== WRITTEN INSTRUCTION ==
Read through the entries below and return each line with the word "Pretraining".

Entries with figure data
↓

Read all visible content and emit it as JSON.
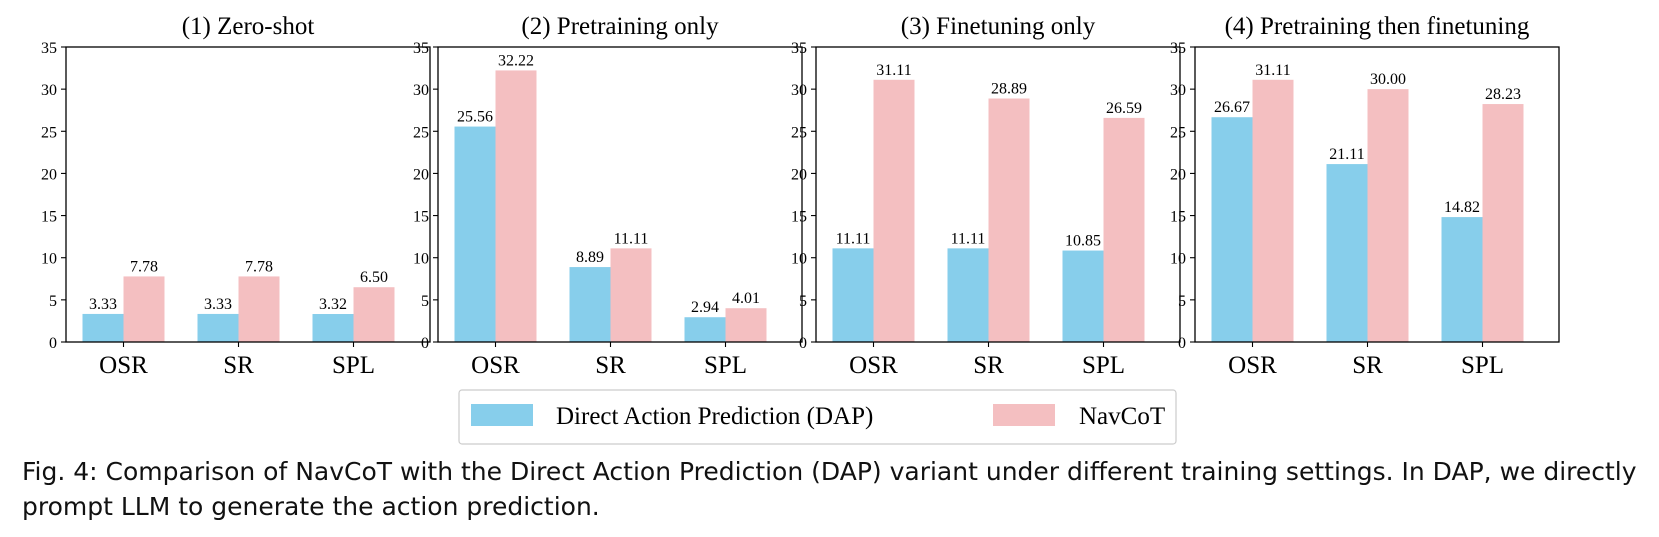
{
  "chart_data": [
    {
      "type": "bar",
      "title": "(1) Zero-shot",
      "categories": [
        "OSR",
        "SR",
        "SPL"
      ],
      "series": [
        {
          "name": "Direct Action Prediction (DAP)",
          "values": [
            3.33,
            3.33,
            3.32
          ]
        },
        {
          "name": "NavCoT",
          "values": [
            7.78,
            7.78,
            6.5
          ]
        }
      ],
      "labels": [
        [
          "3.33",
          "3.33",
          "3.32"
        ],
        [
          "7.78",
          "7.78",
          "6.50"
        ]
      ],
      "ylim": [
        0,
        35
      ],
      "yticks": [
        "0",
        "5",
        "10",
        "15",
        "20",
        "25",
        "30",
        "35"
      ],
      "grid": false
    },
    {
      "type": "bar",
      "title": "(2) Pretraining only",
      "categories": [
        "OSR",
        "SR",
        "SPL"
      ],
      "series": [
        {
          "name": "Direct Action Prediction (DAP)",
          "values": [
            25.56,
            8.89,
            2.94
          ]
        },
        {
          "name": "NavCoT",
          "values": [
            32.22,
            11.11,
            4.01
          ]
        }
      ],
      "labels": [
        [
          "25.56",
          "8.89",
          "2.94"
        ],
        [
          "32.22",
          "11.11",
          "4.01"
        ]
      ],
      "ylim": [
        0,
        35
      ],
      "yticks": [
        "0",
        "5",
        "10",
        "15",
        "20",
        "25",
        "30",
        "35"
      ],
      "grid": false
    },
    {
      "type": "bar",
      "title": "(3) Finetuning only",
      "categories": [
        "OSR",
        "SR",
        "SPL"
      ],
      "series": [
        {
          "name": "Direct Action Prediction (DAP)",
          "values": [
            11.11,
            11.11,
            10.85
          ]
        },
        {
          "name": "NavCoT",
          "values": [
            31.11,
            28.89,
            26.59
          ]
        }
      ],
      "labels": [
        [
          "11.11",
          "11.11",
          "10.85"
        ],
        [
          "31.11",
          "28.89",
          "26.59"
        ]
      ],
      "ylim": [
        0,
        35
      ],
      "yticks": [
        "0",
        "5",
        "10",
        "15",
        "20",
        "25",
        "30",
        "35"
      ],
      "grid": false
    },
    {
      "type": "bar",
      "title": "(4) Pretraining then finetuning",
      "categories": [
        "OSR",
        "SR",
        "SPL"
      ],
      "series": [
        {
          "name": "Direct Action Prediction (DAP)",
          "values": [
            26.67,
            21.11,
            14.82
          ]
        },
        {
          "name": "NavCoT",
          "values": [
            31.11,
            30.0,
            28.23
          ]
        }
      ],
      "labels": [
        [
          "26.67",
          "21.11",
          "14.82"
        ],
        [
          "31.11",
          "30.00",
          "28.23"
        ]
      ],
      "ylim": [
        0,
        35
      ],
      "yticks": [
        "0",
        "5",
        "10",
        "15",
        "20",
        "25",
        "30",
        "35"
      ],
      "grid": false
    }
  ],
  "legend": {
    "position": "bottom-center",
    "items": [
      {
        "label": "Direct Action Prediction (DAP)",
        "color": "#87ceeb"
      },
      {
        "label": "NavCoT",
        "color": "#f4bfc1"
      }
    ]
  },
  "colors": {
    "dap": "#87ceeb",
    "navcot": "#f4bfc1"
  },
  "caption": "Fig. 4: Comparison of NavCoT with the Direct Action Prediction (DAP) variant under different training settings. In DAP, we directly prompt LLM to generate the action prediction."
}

↑

== RESULT OF THE EXERCISE ==
      "title": "(2) Pretraining only",
      "title": "(4) Pretraining then finetuning",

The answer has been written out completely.